### [GIVEN TEXT]
* * * * * * *

Consistent with Beck and Clark (2009), we predicted that people would be more likely to offer support than to request identical support from potential friends. Offering support allows people to initiate friendships without risking much hurt should the offer be declined, whereas requesting support makes people vulnerable to having their needs ignored or rejected. We further predicted that the asymmetry between offering and requesting support would weaken or disappear with close friends, such that people would be as likely to request support as to offer identical support to close friends. At this point in the friendship, both partners should feel confident in one another’s care and regard and should no longer be concerned about risking rejection.

* * * * * * *

### [GIVEN TASK 1]
Please put the entries into a numbered list, without blank lines, starting at the line containing "39, 750, 518]" and ending at the line containing "List UI elements", both included.
The passage on offering and requesting support has nothing to do with the entries.

### [SOURCE DATA]
* * * * * * *

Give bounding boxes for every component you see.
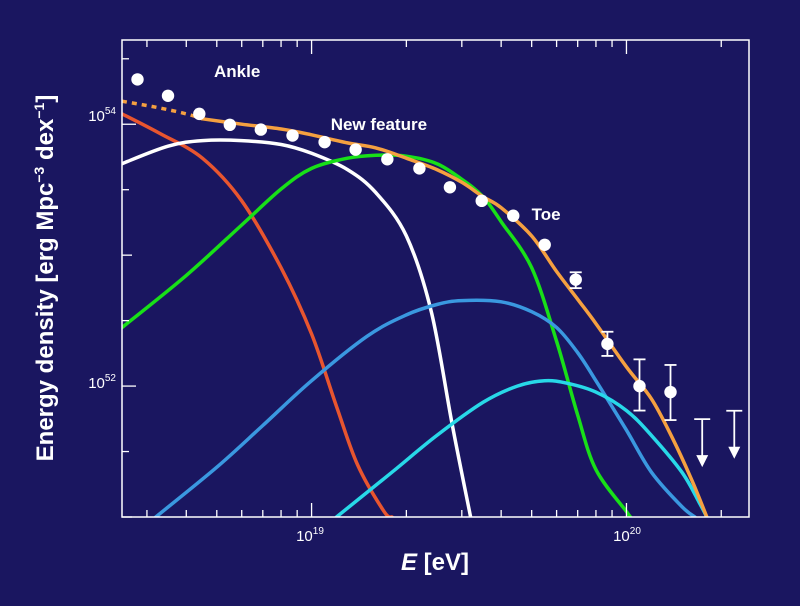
plot-frame	[121, 39, 750, 518]
data-point	[664, 385, 677, 399]
upper-limit-arrow	[728, 446, 741, 459]
annotation-toe: Toe	[532, 205, 561, 224]
model-curves	[122, 99, 709, 517]
curve-4	[334, 378, 709, 517]
data-point	[193, 107, 206, 121]
data-point	[538, 238, 551, 251]
x-tick-label-1e20: 1020	[613, 526, 641, 545]
data-point	[601, 337, 614, 351]
curve-5	[200, 117, 709, 517]
data-point	[381, 153, 394, 166]
data-point	[286, 129, 299, 142]
data-point	[633, 379, 646, 393]
upper-limit-arrow	[696, 455, 709, 468]
data-point	[223, 118, 237, 132]
data-point	[161, 89, 175, 102]
data-point	[475, 194, 488, 208]
y-axis-title: Energy density [erg Mpc−3 dex−1]	[31, 95, 59, 462]
total-curve-extrapolation	[122, 99, 203, 121]
annotation-new-feature: New feature	[331, 115, 427, 134]
x-axis-title: E [eV]	[401, 549, 469, 576]
axis-ticks	[122, 40, 722, 518]
x-tick-label-1e19: 1019	[296, 526, 324, 545]
annotations: Ankle New feature Toe	[214, 62, 561, 224]
annotation-ankle: Ankle	[214, 62, 260, 81]
data-point	[507, 209, 520, 222]
data-points	[131, 73, 677, 421]
y-tick-label-1e54: 1054	[88, 106, 116, 125]
data-point	[254, 123, 268, 136]
upper-limits	[694, 409, 743, 468]
data-point	[413, 162, 426, 175]
data-point	[349, 143, 362, 156]
data-point	[318, 135, 331, 149]
data-point	[131, 73, 144, 86]
curve-2	[122, 153, 633, 517]
data-point	[443, 181, 457, 194]
curve-3	[154, 298, 697, 517]
y-tick-label-1e52: 1052	[88, 373, 116, 392]
data-point	[569, 273, 582, 286]
curve-1	[122, 138, 473, 517]
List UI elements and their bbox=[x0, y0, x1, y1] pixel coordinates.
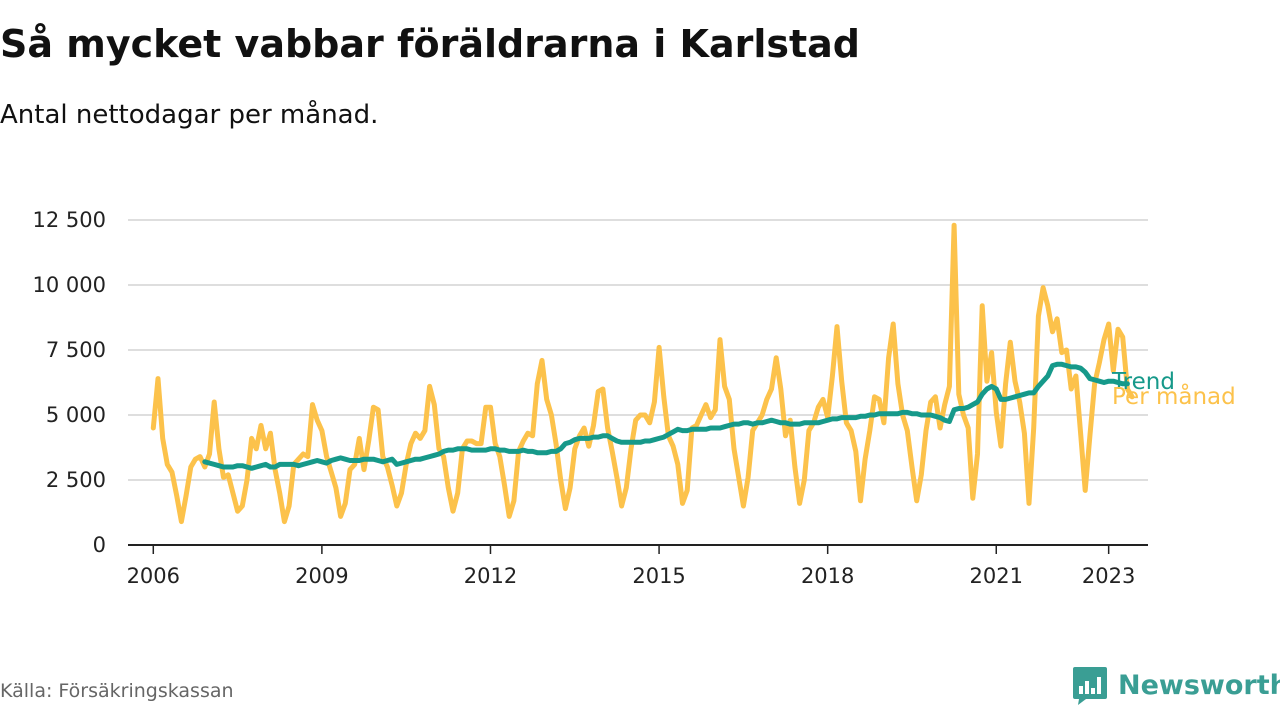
series-line-per-manad bbox=[150, 222, 1135, 525]
x-tick-label: 2006 bbox=[127, 564, 180, 588]
newsworthy-logo-icon bbox=[1073, 667, 1107, 705]
y-tick-label: 12 500 bbox=[33, 208, 106, 232]
x-tick-label: 2012 bbox=[464, 564, 517, 588]
brand-logo[interactable]: Newsworthy bbox=[1072, 664, 1280, 706]
chart-subtitle: Antal nettodagar per månad. bbox=[0, 100, 379, 130]
source-note: Källa: Försäkringskassan bbox=[0, 680, 234, 702]
line-chart: 0 2 500 5 000 7 500 10 000 12 500 2006 2009 201… bbox=[33, 208, 1236, 588]
x-tick-label: 2023 bbox=[1082, 564, 1135, 588]
y-tick-label: 10 000 bbox=[33, 273, 106, 297]
x-tick-label: 2009 bbox=[295, 564, 348, 588]
x-tick-label: 2018 bbox=[801, 564, 854, 588]
y-tick-label: 0 bbox=[93, 533, 106, 557]
x-tick-label: 2015 bbox=[632, 564, 685, 588]
x-axis-ticks: 2006 2009 2012 2015 2018 2021 2023 bbox=[127, 544, 1148, 588]
series-lines bbox=[150, 222, 1135, 525]
x-tick-label: 2021 bbox=[970, 564, 1023, 588]
y-tick-label: 7 500 bbox=[46, 338, 106, 362]
series-label-per-manad: Per månad bbox=[1112, 382, 1236, 410]
y-tick-label: 5 000 bbox=[46, 403, 106, 427]
series-label-trend: Trend bbox=[1111, 369, 1175, 395]
brand-name: Newsworthy bbox=[1118, 669, 1280, 701]
series-line-trend bbox=[202, 361, 1130, 471]
y-axis-ticks: 0 2 500 5 000 7 500 10 000 12 500 bbox=[33, 208, 106, 557]
page-title: Så mycket vabbar föräldrarna i Karlstad bbox=[0, 22, 861, 66]
y-tick-label: 2 500 bbox=[46, 468, 106, 492]
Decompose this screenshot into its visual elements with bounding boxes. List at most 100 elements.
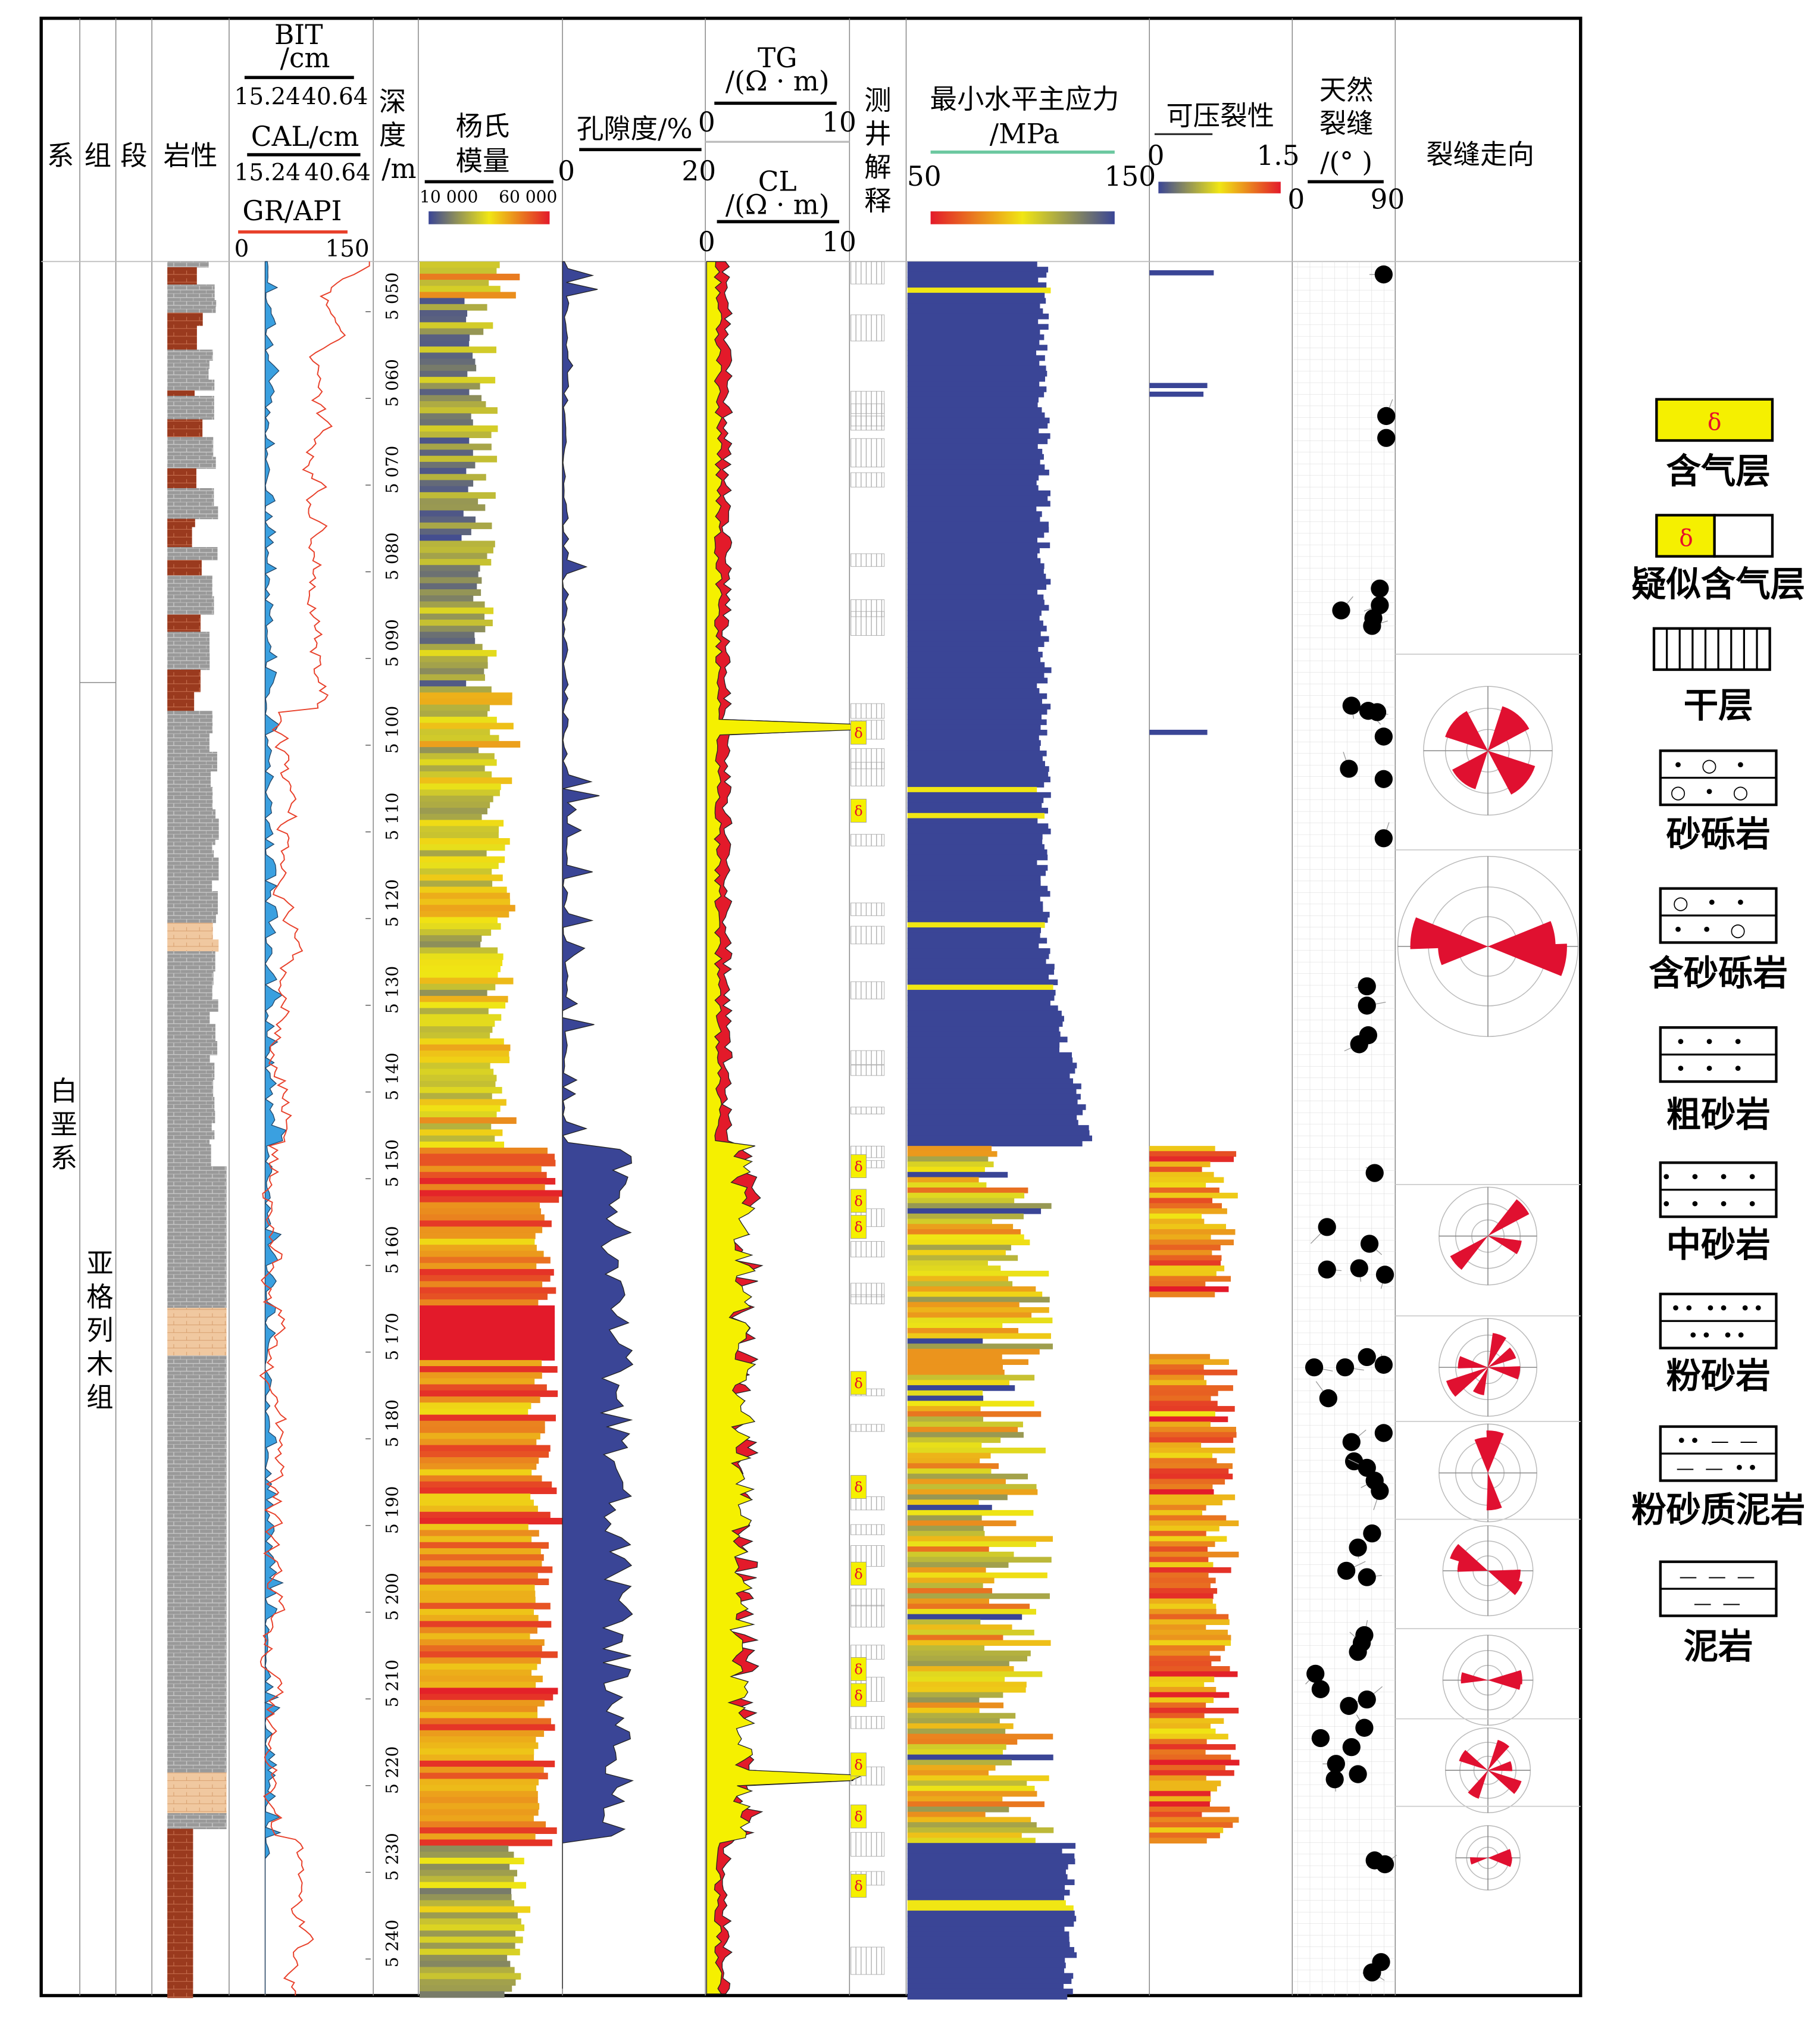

* * * * * * *

### [GIVEN TASK 2]
For each statement, say yes or no depending on whether it agrees with the passage on offering and requesting support, and quote the words that decide it.
(a) People were predicted to be more likely to request support from potential friends than to offer it.
(b) Requesting support makes people vulnerable to having their needs ignored or rejected.
(c) The gap between offering and requesting support was predicted to weaken or disappear with close friends.

### [TASK OUTPUT 1]
1. plot-frame	[121, 39, 750, 518]
2. data-point	[664, 385, 677, 399]
3. upper-limit-arrow	[728, 446, 741, 459]
4. annotation-toe: Toe	[532, 205, 561, 224]
5. model-curves	[122, 99, 709, 517]
6. curve-4	[334, 378, 709, 517]
7. data-point	[193, 107, 206, 121]
8. data-point	[538, 238, 551, 251]
9. x-tick-label-1e20: 1020	[613, 526, 641, 545]
10. data-point	[601, 337, 614, 351]
11. curve-5	[200, 117, 709, 517]
12. data-point	[381, 153, 394, 166]
13. data-point	[286, 129, 299, 142]
14. data-point	[633, 379, 646, 393]
15. upper-limit-arrow	[696, 455, 709, 468]
16. data-point	[223, 118, 237, 132]
17. data-point	[161, 89, 175, 102]
18. data-point	[475, 194, 488, 208]
19. y-axis-title: Energy density [erg Mpc−3 dex−1]	[31, 95, 59, 462]
20. total-curve-extrapolation	[122, 99, 203, 121]
21. annotation-new-feature: New feature	[331, 115, 427, 134]
22. x-axis-title: E [eV]	[401, 549, 469, 576]
23. axis-ticks	[122, 40, 722, 518]
24. x-tick-label-1e19: 1019	[296, 526, 324, 545]
25. annotations: Ankle New feature Toe	[214, 62, 561, 224]
26. annotation-ankle: Ankle	[214, 62, 260, 81]
27. data-point	[507, 209, 520, 222]
28. data-points	[131, 73, 677, 421]
29. y-tick-label-1e54: 1054	[88, 106, 116, 125]
30. data-point	[254, 123, 268, 136]
31. upper-limits	[694, 409, 743, 468]
32. data-point	[413, 162, 426, 175]
33. data-point	[349, 143, 362, 156]
34. data-point	[318, 135, 331, 149]
35. data-point	[131, 73, 144, 86]
36. curve-2	[122, 153, 633, 517]
37. data-point	[443, 181, 457, 194]
38. curve-3	[154, 298, 697, 517]
39. y-tick-label-1e52: 1052	[88, 373, 116, 392]
40. data-point	[569, 273, 582, 286]
41. curve-1	[122, 138, 473, 517]
42. List UI elements and their bbox=[x0, y0, x1, y1] pixel coordinates.

### [TASK OUTPUT 2]
(a) No: "people would be more likely to offer support than to request identical support from potential friends"
(b) Yes: "requesting support makes people vulnerable to having their needs ignored or rejected"
(c) Yes: "the asymmetry between offering and requesting support would weaken or disappear with close friends"